◆ **Your instructions**
Output all lines exactly.

◆ **Stored records**
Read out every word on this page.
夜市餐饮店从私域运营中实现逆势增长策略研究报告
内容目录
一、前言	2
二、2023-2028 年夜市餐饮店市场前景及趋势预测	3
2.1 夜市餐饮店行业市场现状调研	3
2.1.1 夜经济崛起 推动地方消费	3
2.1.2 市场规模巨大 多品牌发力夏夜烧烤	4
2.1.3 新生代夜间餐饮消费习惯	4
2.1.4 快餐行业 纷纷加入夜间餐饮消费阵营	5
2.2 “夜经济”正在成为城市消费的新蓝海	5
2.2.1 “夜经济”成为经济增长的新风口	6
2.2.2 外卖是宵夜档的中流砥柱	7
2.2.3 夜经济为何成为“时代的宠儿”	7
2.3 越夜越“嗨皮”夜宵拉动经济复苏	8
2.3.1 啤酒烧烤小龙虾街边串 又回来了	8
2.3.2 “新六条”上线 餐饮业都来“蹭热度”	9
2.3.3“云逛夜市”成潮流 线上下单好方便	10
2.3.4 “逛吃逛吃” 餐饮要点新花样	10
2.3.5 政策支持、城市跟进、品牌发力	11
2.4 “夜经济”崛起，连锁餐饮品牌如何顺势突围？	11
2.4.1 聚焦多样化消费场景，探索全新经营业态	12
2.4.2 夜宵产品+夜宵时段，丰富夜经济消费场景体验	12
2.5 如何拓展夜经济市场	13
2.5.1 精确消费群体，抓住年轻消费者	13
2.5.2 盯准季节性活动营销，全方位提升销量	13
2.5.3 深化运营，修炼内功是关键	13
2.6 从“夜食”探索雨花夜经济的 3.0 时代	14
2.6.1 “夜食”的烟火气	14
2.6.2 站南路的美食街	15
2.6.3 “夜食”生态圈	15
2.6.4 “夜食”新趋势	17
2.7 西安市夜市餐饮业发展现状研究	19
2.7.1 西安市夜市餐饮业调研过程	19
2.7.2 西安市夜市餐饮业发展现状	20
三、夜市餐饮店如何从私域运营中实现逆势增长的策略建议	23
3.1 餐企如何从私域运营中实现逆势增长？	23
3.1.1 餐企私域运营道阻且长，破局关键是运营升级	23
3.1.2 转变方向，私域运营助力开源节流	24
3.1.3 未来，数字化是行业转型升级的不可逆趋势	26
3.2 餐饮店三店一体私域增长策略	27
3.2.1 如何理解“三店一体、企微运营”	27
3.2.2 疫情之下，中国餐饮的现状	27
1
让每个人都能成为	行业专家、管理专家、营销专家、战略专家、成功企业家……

◆ **Answer to the problem**
Read out every word on this page.
夜市餐饮店从私域运营中实现逆势增长策略研究报告
内容目录
一、前言	2
二、2023-2028 年夜市餐饮店市场前景及趋势预测	3
2.1 夜市餐饮店行业市场现状调研	3
2.1.1 夜经济崛起 推动地方消费	3
2.1.2 市场规模巨大 多品牌发力夏夜烧烤	4
2.1.3 新生代夜间餐饮消费习惯	4
2.1.4 快餐行业 纷纷加入夜间餐饮消费阵营	5
2.2 “夜经济”正在成为城市消费的新蓝海	5
2.2.1 “夜经济”成为经济增长的新风口	6
2.2.2 外卖是宵夜档的中流砥柱	7
2.2.3 夜经济为何成为“时代的宠儿”	7
2.3 越夜越“嗨皮”夜宵拉动经济复苏	8
2.3.1 啤酒烧烤小龙虾街边串 又回来了	8
2.3.2 “新六条”上线 餐饮业都来“蹭热度”	9
2.3.3“云逛夜市”成潮流 线上下单好方便	10
2.3.4 “逛吃逛吃” 餐饮要点新花样	10
2.3.5 政策支持、城市跟进、品牌发力	11
2.4 “夜经济”崛起，连锁餐饮品牌如何顺势突围？	11
2.4.1 聚焦多样化消费场景，探索全新经营业态	12
2.4.2 夜宵产品+夜宵时段，丰富夜经济消费场景体验	12
2.5 如何拓展夜经济市场	13
2.5.1 精确消费群体，抓住年轻消费者	13
2.5.2 盯准季节性活动营销，全方位提升销量	13
2.5.3 深化运营，修炼内功是关键	13
2.6 从“夜食”探索雨花夜经济的 3.0 时代	14
2.6.1 “夜食”的烟火气	14
2.6.2 站南路的美食街	15
2.6.3 “夜食”生态圈	15
2.6.4 “夜食”新趋势	17
2.7 西安市夜市餐饮业发展现状研究	19
2.7.1 西安市夜市餐饮业调研过程	19
2.7.2 西安市夜市餐饮业发展现状	20
三、夜市餐饮店如何从私域运营中实现逆势增长的策略建议	23
3.1 餐企如何从私域运营中实现逆势增长？	23
3.1.1 餐企私域运营道阻且长，破局关键是运营升级	23
3.1.2 转变方向，私域运营助力开源节流	24
3.1.3 未来，数字化是行业转型升级的不可逆趋势	26
3.2 餐饮店三店一体私域增长策略	27
3.2.1 如何理解“三店一体、企微运营”	27
3.2.2 疫情之下，中国餐饮的现状	27
1
让每个人都能成为	行业专家、管理专家、营销专家、战略专家、成功企业家……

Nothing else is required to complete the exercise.